[Stored items]
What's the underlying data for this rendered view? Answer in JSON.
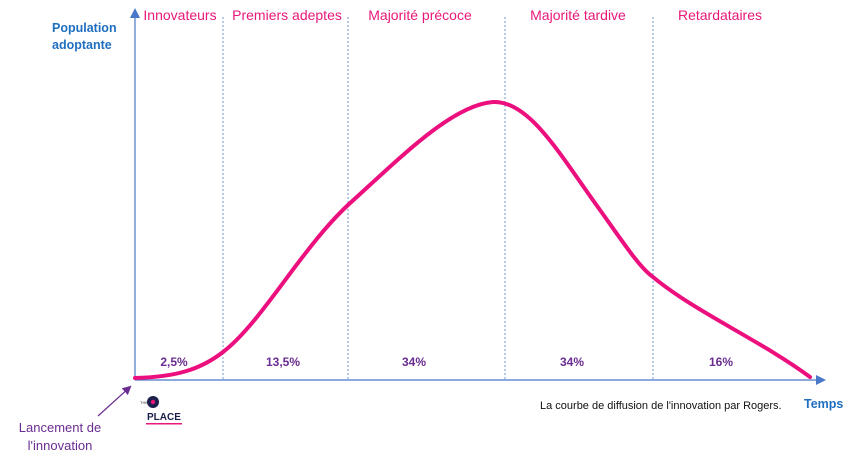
{
  "segments": [
    {
      "label": "Innovateurs",
      "percent": "2,5%"
    },
    {
      "label": "Premiers adeptes",
      "percent": "13,5%"
    },
    {
      "label": "Majorité précoce",
      "percent": "34%"
    },
    {
      "label": "Majorité tardive",
      "percent": "34%"
    },
    {
      "label": "Retardataires",
      "percent": "16%"
    }
  ],
  "y_axis_title_line1": "Population",
  "y_axis_title_line2": "adoptante",
  "x_axis_title": "Temps",
  "launch_label_line1": "Lancement de",
  "launch_label_line2": "l'innovation",
  "caption": "La courbe de diffusion de l'innovation par Rogers.",
  "logo": {
    "small_text": "THE",
    "big_text": "PLACE"
  },
  "colors": {
    "curve": "#ec0f7e",
    "segment_label": "#e8187a",
    "percent_label": "#6a2c91",
    "axis": "#4a78c8",
    "axis_title": "#1f6fc0",
    "divider": "#6f97d4",
    "launch_label": "#6a2c91"
  }
}
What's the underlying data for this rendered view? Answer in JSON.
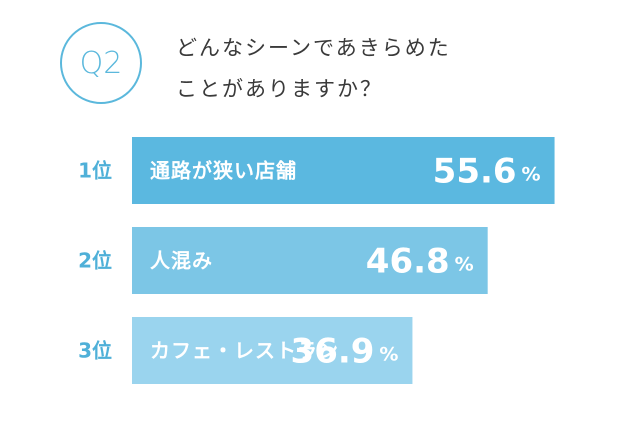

* _THE EXERCISE_: Can you restate all the records above word for word while dropping the pictures?

* _FULL OUTPUT_:
What's the underlying data for this rendered view? Answer in JSON.
{
  "segments": [
    {
      "label": "Innovateurs",
      "percent": "2,5%"
    },
    {
      "label": "Premiers adeptes",
      "percent": "13,5%"
    },
    {
      "label": "Majorité précoce",
      "percent": "34%"
    },
    {
      "label": "Majorité tardive",
      "percent": "34%"
    },
    {
      "label": "Retardataires",
      "percent": "16%"
    }
  ],
  "y_axis_title_line1": "Population",
  "y_axis_title_line2": "adoptante",
  "x_axis_title": "Temps",
  "launch_label_line1": "Lancement de",
  "launch_label_line2": "l'innovation",
  "caption": "La courbe de diffusion de l'innovation par Rogers.",
  "logo": {
    "small_text": "THE",
    "big_text": "PLACE"
  },
  "colors": {
    "curve": "#ec0f7e",
    "segment_label": "#e8187a",
    "percent_label": "#6a2c91",
    "axis": "#4a78c8",
    "axis_title": "#1f6fc0",
    "divider": "#6f97d4",
    "launch_label": "#6a2c91"
  }
}
What's the underlying data for this rendered view? Answer in JSON.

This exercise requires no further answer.